>> Begin EXERCISE MATERIALS

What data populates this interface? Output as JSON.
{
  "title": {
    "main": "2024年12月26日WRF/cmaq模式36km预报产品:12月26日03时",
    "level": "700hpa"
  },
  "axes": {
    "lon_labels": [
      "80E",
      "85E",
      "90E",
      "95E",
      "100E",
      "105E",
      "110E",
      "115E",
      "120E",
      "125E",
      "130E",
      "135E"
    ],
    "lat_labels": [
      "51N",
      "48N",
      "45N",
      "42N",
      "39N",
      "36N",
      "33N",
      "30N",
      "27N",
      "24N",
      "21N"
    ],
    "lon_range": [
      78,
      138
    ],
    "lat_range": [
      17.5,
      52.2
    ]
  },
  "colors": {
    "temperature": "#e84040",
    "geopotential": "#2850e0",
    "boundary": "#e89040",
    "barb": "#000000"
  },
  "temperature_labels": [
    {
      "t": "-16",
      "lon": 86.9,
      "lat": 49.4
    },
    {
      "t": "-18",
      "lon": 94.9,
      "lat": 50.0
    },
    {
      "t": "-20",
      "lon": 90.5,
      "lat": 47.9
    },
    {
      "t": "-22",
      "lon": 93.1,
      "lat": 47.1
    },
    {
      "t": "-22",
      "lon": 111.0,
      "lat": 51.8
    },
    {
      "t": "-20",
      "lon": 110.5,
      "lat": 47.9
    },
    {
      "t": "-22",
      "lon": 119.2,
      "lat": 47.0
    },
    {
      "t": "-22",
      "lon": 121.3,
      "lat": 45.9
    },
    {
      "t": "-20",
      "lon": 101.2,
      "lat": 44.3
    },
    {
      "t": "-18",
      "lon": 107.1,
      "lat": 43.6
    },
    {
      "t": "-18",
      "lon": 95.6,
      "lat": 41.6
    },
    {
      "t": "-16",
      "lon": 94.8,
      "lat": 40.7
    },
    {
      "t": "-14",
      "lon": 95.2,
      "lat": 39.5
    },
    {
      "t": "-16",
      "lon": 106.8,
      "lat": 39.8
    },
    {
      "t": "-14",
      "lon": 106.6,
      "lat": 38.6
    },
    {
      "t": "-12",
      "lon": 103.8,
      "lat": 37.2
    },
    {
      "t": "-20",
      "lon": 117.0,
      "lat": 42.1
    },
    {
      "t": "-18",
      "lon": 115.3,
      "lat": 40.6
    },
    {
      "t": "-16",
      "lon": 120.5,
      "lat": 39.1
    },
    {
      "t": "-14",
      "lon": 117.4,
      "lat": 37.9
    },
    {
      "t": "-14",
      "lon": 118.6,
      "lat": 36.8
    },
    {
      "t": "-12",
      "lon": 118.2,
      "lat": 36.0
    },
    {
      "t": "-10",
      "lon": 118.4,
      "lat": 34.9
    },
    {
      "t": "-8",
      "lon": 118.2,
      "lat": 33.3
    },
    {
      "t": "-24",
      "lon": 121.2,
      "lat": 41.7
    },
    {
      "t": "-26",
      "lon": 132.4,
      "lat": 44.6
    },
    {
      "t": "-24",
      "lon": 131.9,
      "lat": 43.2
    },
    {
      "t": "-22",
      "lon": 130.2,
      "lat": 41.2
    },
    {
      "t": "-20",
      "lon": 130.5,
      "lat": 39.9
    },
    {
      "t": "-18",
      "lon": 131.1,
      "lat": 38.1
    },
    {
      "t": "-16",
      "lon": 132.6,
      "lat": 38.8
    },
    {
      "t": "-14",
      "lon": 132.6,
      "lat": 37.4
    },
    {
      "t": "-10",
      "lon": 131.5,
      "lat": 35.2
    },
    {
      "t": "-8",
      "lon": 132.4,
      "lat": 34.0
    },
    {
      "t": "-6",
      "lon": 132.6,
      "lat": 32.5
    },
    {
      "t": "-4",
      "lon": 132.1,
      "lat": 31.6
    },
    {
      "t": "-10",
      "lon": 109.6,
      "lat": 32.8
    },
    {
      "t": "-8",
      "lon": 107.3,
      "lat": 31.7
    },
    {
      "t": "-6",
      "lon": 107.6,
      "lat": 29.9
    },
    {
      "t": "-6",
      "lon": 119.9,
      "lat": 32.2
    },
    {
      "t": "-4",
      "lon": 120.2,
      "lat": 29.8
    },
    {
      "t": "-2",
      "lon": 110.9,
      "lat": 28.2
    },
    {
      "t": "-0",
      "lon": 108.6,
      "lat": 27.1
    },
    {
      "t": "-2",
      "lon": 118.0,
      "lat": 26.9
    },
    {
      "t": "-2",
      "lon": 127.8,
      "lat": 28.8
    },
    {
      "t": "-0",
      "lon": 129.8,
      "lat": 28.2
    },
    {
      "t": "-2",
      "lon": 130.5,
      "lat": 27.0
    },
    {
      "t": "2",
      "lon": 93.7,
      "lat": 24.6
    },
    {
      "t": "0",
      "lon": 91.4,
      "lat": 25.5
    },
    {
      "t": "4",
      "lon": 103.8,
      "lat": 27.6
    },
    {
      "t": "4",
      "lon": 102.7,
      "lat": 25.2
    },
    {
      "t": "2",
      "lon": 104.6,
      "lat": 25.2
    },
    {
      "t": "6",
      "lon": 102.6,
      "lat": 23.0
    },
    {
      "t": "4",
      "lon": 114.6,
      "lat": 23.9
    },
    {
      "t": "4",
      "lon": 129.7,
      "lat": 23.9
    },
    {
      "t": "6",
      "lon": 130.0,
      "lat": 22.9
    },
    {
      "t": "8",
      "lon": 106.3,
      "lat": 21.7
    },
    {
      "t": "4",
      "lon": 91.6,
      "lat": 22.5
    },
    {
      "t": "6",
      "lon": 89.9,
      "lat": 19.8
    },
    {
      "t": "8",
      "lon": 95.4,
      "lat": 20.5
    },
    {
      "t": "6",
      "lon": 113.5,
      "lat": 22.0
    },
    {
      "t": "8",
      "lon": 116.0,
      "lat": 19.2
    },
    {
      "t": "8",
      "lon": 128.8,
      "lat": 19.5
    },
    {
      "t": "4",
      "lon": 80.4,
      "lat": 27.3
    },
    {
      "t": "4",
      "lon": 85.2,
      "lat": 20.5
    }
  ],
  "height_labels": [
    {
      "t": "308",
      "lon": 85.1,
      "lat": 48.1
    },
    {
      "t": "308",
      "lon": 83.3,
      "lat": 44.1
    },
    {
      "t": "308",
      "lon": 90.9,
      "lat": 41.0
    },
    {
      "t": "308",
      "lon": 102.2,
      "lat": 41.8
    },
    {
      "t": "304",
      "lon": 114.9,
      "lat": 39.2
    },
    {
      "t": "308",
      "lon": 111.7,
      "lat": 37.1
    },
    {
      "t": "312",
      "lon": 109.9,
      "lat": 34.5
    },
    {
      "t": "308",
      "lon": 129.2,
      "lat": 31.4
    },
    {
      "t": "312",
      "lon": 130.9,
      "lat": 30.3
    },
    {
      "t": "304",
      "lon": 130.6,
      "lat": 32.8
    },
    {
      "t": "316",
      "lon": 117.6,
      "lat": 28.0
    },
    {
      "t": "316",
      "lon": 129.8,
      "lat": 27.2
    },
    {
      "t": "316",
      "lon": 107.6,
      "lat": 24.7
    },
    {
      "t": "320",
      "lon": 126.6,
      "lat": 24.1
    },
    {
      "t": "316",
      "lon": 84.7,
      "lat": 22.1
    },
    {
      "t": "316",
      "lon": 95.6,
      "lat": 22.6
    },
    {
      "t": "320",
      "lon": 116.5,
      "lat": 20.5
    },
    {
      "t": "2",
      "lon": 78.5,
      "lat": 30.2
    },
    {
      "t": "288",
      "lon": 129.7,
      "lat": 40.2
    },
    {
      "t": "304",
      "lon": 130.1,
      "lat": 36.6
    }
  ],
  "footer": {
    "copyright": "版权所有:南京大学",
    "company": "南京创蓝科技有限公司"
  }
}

>> End EXERCISE MATERIALS

Above are some records; extract every one of them exactly.

What data populates this interface? Output as JSON.
{
  "title": {
    "main": "2024年12月26日WRF/cmaq模式36km预报产品:12月26日03时",
    "level": "700hpa"
  },
  "axes": {
    "lon_labels": [
      "80E",
      "85E",
      "90E",
      "95E",
      "100E",
      "105E",
      "110E",
      "115E",
      "120E",
      "125E",
      "130E",
      "135E"
    ],
    "lat_labels": [
      "51N",
      "48N",
      "45N",
      "42N",
      "39N",
      "36N",
      "33N",
      "30N",
      "27N",
      "24N",
      "21N"
    ],
    "lon_range": [
      78,
      138
    ],
    "lat_range": [
      17.5,
      52.2
    ]
  },
  "colors": {
    "temperature": "#e84040",
    "geopotential": "#2850e0",
    "boundary": "#e89040",
    "barb": "#000000"
  },
  "temperature_labels": [
    {
      "t": "-16",
      "lon": 86.9,
      "lat": 49.4
    },
    {
      "t": "-18",
      "lon": 94.9,
      "lat": 50.0
    },
    {
      "t": "-20",
      "lon": 90.5,
      "lat": 47.9
    },
    {
      "t": "-22",
      "lon": 93.1,
      "lat": 47.1
    },
    {
      "t": "-22",
      "lon": 111.0,
      "lat": 51.8
    },
    {
      "t": "-20",
      "lon": 110.5,
      "lat": 47.9
    },
    {
      "t": "-22",
      "lon": 119.2,
      "lat": 47.0
    },
    {
      "t": "-22",
      "lon": 121.3,
      "lat": 45.9
    },
    {
      "t": "-20",
      "lon": 101.2,
      "lat": 44.3
    },
    {
      "t": "-18",
      "lon": 107.1,
      "lat": 43.6
    },
    {
      "t": "-18",
      "lon": 95.6,
      "lat": 41.6
    },
    {
      "t": "-16",
      "lon": 94.8,
      "lat": 40.7
    },
    {
      "t": "-14",
      "lon": 95.2,
      "lat": 39.5
    },
    {
      "t": "-16",
      "lon": 106.8,
      "lat": 39.8
    },
    {
      "t": "-14",
      "lon": 106.6,
      "lat": 38.6
    },
    {
      "t": "-12",
      "lon": 103.8,
      "lat": 37.2
    },
    {
      "t": "-20",
      "lon": 117.0,
      "lat": 42.1
    },
    {
      "t": "-18",
      "lon": 115.3,
      "lat": 40.6
    },
    {
      "t": "-16",
      "lon": 120.5,
      "lat": 39.1
    },
    {
      "t": "-14",
      "lon": 117.4,
      "lat": 37.9
    },
    {
      "t": "-14",
      "lon": 118.6,
      "lat": 36.8
    },
    {
      "t": "-12",
      "lon": 118.2,
      "lat": 36.0
    },
    {
      "t": "-10",
      "lon": 118.4,
      "lat": 34.9
    },
    {
      "t": "-8",
      "lon": 118.2,
      "lat": 33.3
    },
    {
      "t": "-24",
      "lon": 121.2,
      "lat": 41.7
    },
    {
      "t": "-26",
      "lon": 132.4,
      "lat": 44.6
    },
    {
      "t": "-24",
      "lon": 131.9,
      "lat": 43.2
    },
    {
      "t": "-22",
      "lon": 130.2,
      "lat": 41.2
    },
    {
      "t": "-20",
      "lon": 130.5,
      "lat": 39.9
    },
    {
      "t": "-18",
      "lon": 131.1,
      "lat": 38.1
    },
    {
      "t": "-16",
      "lon": 132.6,
      "lat": 38.8
    },
    {
      "t": "-14",
      "lon": 132.6,
      "lat": 37.4
    },
    {
      "t": "-10",
      "lon": 131.5,
      "lat": 35.2
    },
    {
      "t": "-8",
      "lon": 132.4,
      "lat": 34.0
    },
    {
      "t": "-6",
      "lon": 132.6,
      "lat": 32.5
    },
    {
      "t": "-4",
      "lon": 132.1,
      "lat": 31.6
    },
    {
      "t": "-10",
      "lon": 109.6,
      "lat": 32.8
    },
    {
      "t": "-8",
      "lon": 107.3,
      "lat": 31.7
    },
    {
      "t": "-6",
      "lon": 107.6,
      "lat": 29.9
    },
    {
      "t": "-6",
      "lon": 119.9,
      "lat": 32.2
    },
    {
      "t": "-4",
      "lon": 120.2,
      "lat": 29.8
    },
    {
      "t": "-2",
      "lon": 110.9,
      "lat": 28.2
    },
    {
      "t": "-0",
      "lon": 108.6,
      "lat": 27.1
    },
    {
      "t": "-2",
      "lon": 118.0,
      "lat": 26.9
    },
    {
      "t": "-2",
      "lon": 127.8,
      "lat": 28.8
    },
    {
      "t": "-0",
      "lon": 129.8,
      "lat": 28.2
    },
    {
      "t": "-2",
      "lon": 130.5,
      "lat": 27.0
    },
    {
      "t": "2",
      "lon": 93.7,
      "lat": 24.6
    },
    {
      "t": "0",
      "lon": 91.4,
      "lat": 25.5
    },
    {
      "t": "4",
      "lon": 103.8,
      "lat": 27.6
    },
    {
      "t": "4",
      "lon": 102.7,
      "lat": 25.2
    },
    {
      "t": "2",
      "lon": 104.6,
      "lat": 25.2
    },
    {
      "t": "6",
      "lon": 102.6,
      "lat": 23.0
    },
    {
      "t": "4",
      "lon": 114.6,
      "lat": 23.9
    },
    {
      "t": "4",
      "lon": 129.7,
      "lat": 23.9
    },
    {
      "t": "6",
      "lon": 130.0,
      "lat": 22.9
    },
    {
      "t": "8",
      "lon": 106.3,
      "lat": 21.7
    },
    {
      "t": "4",
      "lon": 91.6,
      "lat": 22.5
    },
    {
      "t": "6",
      "lon": 89.9,
      "lat": 19.8
    },
    {
      "t": "8",
      "lon": 95.4,
      "lat": 20.5
    },
    {
      "t": "6",
      "lon": 113.5,
      "lat": 22.0
    },
    {
      "t": "8",
      "lon": 116.0,
      "lat": 19.2
    },
    {
      "t": "8",
      "lon": 128.8,
      "lat": 19.5
    },
    {
      "t": "4",
      "lon": 80.4,
      "lat": 27.3
    },
    {
      "t": "4",
      "lon": 85.2,
      "lat": 20.5
    }
  ],
  "height_labels": [
    {
      "t": "308",
      "lon": 85.1,
      "lat": 48.1
    },
    {
      "t": "308",
      "lon": 83.3,
      "lat": 44.1
    },
    {
      "t": "308",
      "lon": 90.9,
      "lat": 41.0
    },
    {
      "t": "308",
      "lon": 102.2,
      "lat": 41.8
    },
    {
      "t": "304",
      "lon": 114.9,
      "lat": 39.2
    },
    {
      "t": "308",
      "lon": 111.7,
      "lat": 37.1
    },
    {
      "t": "312",
      "lon": 109.9,
      "lat": 34.5
    },
    {
      "t": "308",
      "lon": 129.2,
      "lat": 31.4
    },
    {
      "t": "312",
      "lon": 130.9,
      "lat": 30.3
    },
    {
      "t": "304",
      "lon": 130.6,
      "lat": 32.8
    },
    {
      "t": "316",
      "lon": 117.6,
      "lat": 28.0
    },
    {
      "t": "316",
      "lon": 129.8,
      "lat": 27.2
    },
    {
      "t": "316",
      "lon": 107.6,
      "lat": 24.7
    },
    {
      "t": "320",
      "lon": 126.6,
      "lat": 24.1
    },
    {
      "t": "316",
      "lon": 84.7,
      "lat": 22.1
    },
    {
      "t": "316",
      "lon": 95.6,
      "lat": 22.6
    },
    {
      "t": "320",
      "lon": 116.5,
      "lat": 20.5
    },
    {
      "t": "2",
      "lon": 78.5,
      "lat": 30.2
    },
    {
      "t": "288",
      "lon": 129.7,
      "lat": 40.2
    },
    {
      "t": "304",
      "lon": 130.1,
      "lat": 36.6
    }
  ],
  "footer": {
    "copyright": "版权所有:南京大学",
    "company": "南京创蓝科技有限公司"
  }
}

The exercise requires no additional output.